- _What is required_
Update the entries below by changing every "code-line-text" to "line-text". Leave all other text the same.

Layout dataset rows:
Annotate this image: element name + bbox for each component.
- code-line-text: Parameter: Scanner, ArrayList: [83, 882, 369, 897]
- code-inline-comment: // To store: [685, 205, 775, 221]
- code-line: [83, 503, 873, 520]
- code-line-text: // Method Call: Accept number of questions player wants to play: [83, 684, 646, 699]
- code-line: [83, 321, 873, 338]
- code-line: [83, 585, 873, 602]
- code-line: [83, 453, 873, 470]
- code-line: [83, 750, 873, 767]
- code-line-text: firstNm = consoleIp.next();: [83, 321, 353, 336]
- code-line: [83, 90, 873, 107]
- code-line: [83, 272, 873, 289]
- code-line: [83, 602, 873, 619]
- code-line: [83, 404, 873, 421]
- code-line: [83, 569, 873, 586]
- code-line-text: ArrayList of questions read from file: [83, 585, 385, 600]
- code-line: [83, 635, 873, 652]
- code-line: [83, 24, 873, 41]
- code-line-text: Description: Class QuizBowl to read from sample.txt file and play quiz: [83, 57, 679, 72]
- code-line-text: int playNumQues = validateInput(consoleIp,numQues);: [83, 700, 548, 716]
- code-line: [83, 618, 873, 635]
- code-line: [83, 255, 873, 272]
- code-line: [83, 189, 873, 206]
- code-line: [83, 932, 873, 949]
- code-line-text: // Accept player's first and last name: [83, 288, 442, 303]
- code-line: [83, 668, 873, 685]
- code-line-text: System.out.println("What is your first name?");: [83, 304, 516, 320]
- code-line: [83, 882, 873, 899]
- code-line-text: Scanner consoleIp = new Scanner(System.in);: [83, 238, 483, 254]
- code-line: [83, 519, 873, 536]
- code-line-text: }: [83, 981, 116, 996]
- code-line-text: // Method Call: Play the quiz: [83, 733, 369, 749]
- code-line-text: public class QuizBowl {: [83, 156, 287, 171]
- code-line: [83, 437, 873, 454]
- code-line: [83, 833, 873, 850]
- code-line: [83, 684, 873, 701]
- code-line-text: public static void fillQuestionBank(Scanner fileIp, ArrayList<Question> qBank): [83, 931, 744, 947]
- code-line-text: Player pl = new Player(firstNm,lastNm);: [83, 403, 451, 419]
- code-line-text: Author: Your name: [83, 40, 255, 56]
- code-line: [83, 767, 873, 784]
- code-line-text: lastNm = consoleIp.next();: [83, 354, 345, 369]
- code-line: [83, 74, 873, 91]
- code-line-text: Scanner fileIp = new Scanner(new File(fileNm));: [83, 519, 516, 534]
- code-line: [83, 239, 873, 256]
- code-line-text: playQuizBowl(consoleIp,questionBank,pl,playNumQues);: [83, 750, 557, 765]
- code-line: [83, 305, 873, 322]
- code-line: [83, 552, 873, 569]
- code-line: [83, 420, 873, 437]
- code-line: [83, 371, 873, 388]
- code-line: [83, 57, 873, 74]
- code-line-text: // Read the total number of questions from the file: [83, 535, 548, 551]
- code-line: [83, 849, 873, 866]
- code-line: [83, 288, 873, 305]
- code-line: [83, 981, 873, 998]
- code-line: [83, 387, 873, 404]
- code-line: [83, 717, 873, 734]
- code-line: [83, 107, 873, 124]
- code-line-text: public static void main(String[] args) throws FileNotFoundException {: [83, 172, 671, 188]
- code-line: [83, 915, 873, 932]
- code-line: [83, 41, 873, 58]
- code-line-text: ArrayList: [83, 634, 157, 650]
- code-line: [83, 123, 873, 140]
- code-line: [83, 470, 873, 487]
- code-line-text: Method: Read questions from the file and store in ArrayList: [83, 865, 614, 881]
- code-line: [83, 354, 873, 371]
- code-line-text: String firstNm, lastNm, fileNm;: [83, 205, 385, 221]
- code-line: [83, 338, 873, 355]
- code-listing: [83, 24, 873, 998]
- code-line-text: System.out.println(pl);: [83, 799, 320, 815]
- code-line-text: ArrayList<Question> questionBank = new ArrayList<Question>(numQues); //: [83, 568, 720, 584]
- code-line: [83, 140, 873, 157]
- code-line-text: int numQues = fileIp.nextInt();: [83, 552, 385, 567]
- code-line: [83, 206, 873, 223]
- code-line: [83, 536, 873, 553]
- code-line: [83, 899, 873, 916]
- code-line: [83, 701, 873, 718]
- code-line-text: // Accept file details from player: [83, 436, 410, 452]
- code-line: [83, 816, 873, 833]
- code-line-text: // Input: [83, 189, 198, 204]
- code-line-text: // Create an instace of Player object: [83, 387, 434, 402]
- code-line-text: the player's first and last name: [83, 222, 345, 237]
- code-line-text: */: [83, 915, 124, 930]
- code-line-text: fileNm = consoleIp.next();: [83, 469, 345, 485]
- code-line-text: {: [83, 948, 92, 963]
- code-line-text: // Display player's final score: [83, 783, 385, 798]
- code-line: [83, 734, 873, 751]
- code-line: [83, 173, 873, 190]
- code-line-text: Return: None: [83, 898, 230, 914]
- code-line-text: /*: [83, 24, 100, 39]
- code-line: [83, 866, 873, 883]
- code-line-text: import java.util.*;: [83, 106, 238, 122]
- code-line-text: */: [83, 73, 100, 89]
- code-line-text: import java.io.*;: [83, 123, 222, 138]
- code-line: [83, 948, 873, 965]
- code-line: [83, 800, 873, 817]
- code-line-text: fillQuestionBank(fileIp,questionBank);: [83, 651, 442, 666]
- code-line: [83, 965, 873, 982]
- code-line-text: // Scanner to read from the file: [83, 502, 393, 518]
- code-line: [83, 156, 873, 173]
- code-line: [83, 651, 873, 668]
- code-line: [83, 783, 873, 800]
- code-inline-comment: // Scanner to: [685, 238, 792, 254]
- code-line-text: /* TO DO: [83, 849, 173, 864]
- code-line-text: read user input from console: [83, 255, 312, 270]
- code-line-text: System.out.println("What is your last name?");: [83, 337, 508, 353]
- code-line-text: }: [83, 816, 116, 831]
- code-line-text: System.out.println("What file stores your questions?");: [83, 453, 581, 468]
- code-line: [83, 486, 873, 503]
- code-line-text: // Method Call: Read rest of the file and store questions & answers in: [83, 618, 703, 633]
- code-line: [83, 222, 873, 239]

- _Exercise response_
Annotate this image: element name + bbox for each component.
- line-text: Parameter: Scanner, ArrayList: [83, 882, 369, 897]
- code-inline-comment: // To store: [685, 205, 775, 221]
- code-line: [83, 503, 873, 520]
- line-text: // Method Call: Accept number of questions player wants to play: [83, 684, 646, 699]
- code-line: [83, 321, 873, 338]
- code-line: [83, 585, 873, 602]
- code-line: [83, 453, 873, 470]
- code-line: [83, 750, 873, 767]
- line-text: firstNm = consoleIp.next();: [83, 321, 353, 336]
- code-line: [83, 90, 873, 107]
- code-line: [83, 272, 873, 289]
- code-line: [83, 602, 873, 619]
- code-line: [83, 404, 873, 421]
- code-line: [83, 569, 873, 586]
- line-text: ArrayList of questions read from file: [83, 585, 385, 600]
- code-line: [83, 635, 873, 652]
- code-line: [83, 24, 873, 41]
- line-text: Description: Class QuizBowl to read from sample.txt file and play quiz: [83, 57, 679, 72]
- line-text: int playNumQues = validateInput(consoleIp,numQues);: [83, 700, 548, 716]
- code-line: [83, 618, 873, 635]
- code-line: [83, 255, 873, 272]
- code-line: [83, 189, 873, 206]
- code-line: [83, 932, 873, 949]
- line-text: // Accept player's first and last name: [83, 288, 442, 303]
- code-line: [83, 668, 873, 685]
- line-text: System.out.println("What is your first name?");: [83, 304, 516, 320]
- code-line: [83, 882, 873, 899]
- line-text: Scanner consoleIp = new Scanner(System.in);: [83, 238, 483, 254]
- code-line: [83, 519, 873, 536]
- line-text: }: [83, 981, 116, 996]
- line-text: // Method Call: Play the quiz: [83, 733, 369, 749]
- line-text: public class QuizBowl {: [83, 156, 287, 171]
- code-line: [83, 437, 873, 454]
- code-line: [83, 833, 873, 850]
- code-line: [83, 684, 873, 701]
- line-text: public static void fillQuestionBank(Scanner fileIp, ArrayList<Question> qBank): [83, 931, 744, 947]
- line-text: Player pl = new Player(firstNm,lastNm);: [83, 403, 451, 419]
- line-text: Author: Your name: [83, 40, 255, 56]
- code-line: [83, 767, 873, 784]
- line-text: lastNm = consoleIp.next();: [83, 354, 345, 369]
- code-line: [83, 74, 873, 91]
- line-text: Scanner fileIp = new Scanner(new File(fileNm));: [83, 519, 516, 534]
- code-line: [83, 239, 873, 256]
- line-text: playQuizBowl(consoleIp,questionBank,pl,playNumQues);: [83, 750, 557, 765]
- code-line: [83, 305, 873, 322]
- code-line: [83, 552, 873, 569]
- code-line: [83, 420, 873, 437]
- code-line: [83, 371, 873, 388]
- code-line: [83, 57, 873, 74]
- line-text: // Read the total number of questions from the file: [83, 535, 548, 551]
- code-line: [83, 849, 873, 866]
- code-line: [83, 288, 873, 305]
- code-line: [83, 981, 873, 998]
- code-line: [83, 387, 873, 404]
- code-line: [83, 717, 873, 734]
- code-line: [83, 107, 873, 124]
- line-text: public static void main(String[] args) throws FileNotFoundException {: [83, 172, 671, 188]
- code-line: [83, 915, 873, 932]
- code-line: [83, 41, 873, 58]
- line-text: ArrayList: [83, 634, 157, 650]
- code-line: [83, 123, 873, 140]
- code-line: [83, 470, 873, 487]
- line-text: Method: Read questions from the file and store in ArrayList: [83, 865, 614, 881]
- code-line: [83, 354, 873, 371]
- line-text: String firstNm, lastNm, fileNm;: [83, 205, 385, 221]
- code-line: [83, 338, 873, 355]
- code-listing: [83, 24, 873, 998]
- line-text: System.out.println(pl);: [83, 799, 320, 815]
- line-text: ArrayList<Question> questionBank = new ArrayList<Question>(numQues); //: [83, 568, 720, 584]
- code-line: [83, 140, 873, 157]
- line-text: int numQues = fileIp.nextInt();: [83, 552, 385, 567]
- code-line: [83, 206, 873, 223]
- code-line: [83, 536, 873, 553]
- code-line: [83, 899, 873, 916]
- code-line: [83, 701, 873, 718]
- line-text: // Accept file details from player: [83, 436, 410, 452]
- code-line: [83, 816, 873, 833]
- line-text: // Input: [83, 189, 198, 204]
- line-text: // Create an instace of Player object: [83, 387, 434, 402]
- line-text: the player's first and last name: [83, 222, 345, 237]
- line-text: */: [83, 915, 124, 930]
- line-text: fileNm = consoleIp.next();: [83, 469, 345, 485]
- line-text: {: [83, 948, 92, 963]
- line-text: // Display player's final score: [83, 783, 385, 798]
- code-line: [83, 734, 873, 751]
- code-line: [83, 173, 873, 190]
- line-text: Return: None: [83, 898, 230, 914]
- line-text: /*: [83, 24, 100, 39]
- code-line: [83, 866, 873, 883]
- line-text: import java.util.*;: [83, 106, 238, 122]
- line-text: */: [83, 73, 100, 89]
- line-text: import java.io.*;: [83, 123, 222, 138]
- code-line: [83, 948, 873, 965]
- code-line: [83, 800, 873, 817]
- line-text: fillQuestionBank(fileIp,questionBank);: [83, 651, 442, 666]
- code-line: [83, 965, 873, 982]
- line-text: // Scanner to read from the file: [83, 502, 393, 518]
- code-line: [83, 156, 873, 173]
- code-line: [83, 651, 873, 668]
- code-line: [83, 783, 873, 800]
- code-inline-comment: // Scanner to: [685, 238, 792, 254]
- line-text: /* TO DO: [83, 849, 173, 864]
- line-text: read user input from console: [83, 255, 312, 270]
- line-text: System.out.println("What is your last name?");: [83, 337, 508, 353]
- line-text: }: [83, 816, 116, 831]
- line-text: System.out.println("What file stores your questions?");: [83, 453, 581, 468]
- code-line: [83, 486, 873, 503]
- line-text: // Method Call: Read rest of the file and store questions & answers in: [83, 618, 703, 633]
- code-line: [83, 222, 873, 239]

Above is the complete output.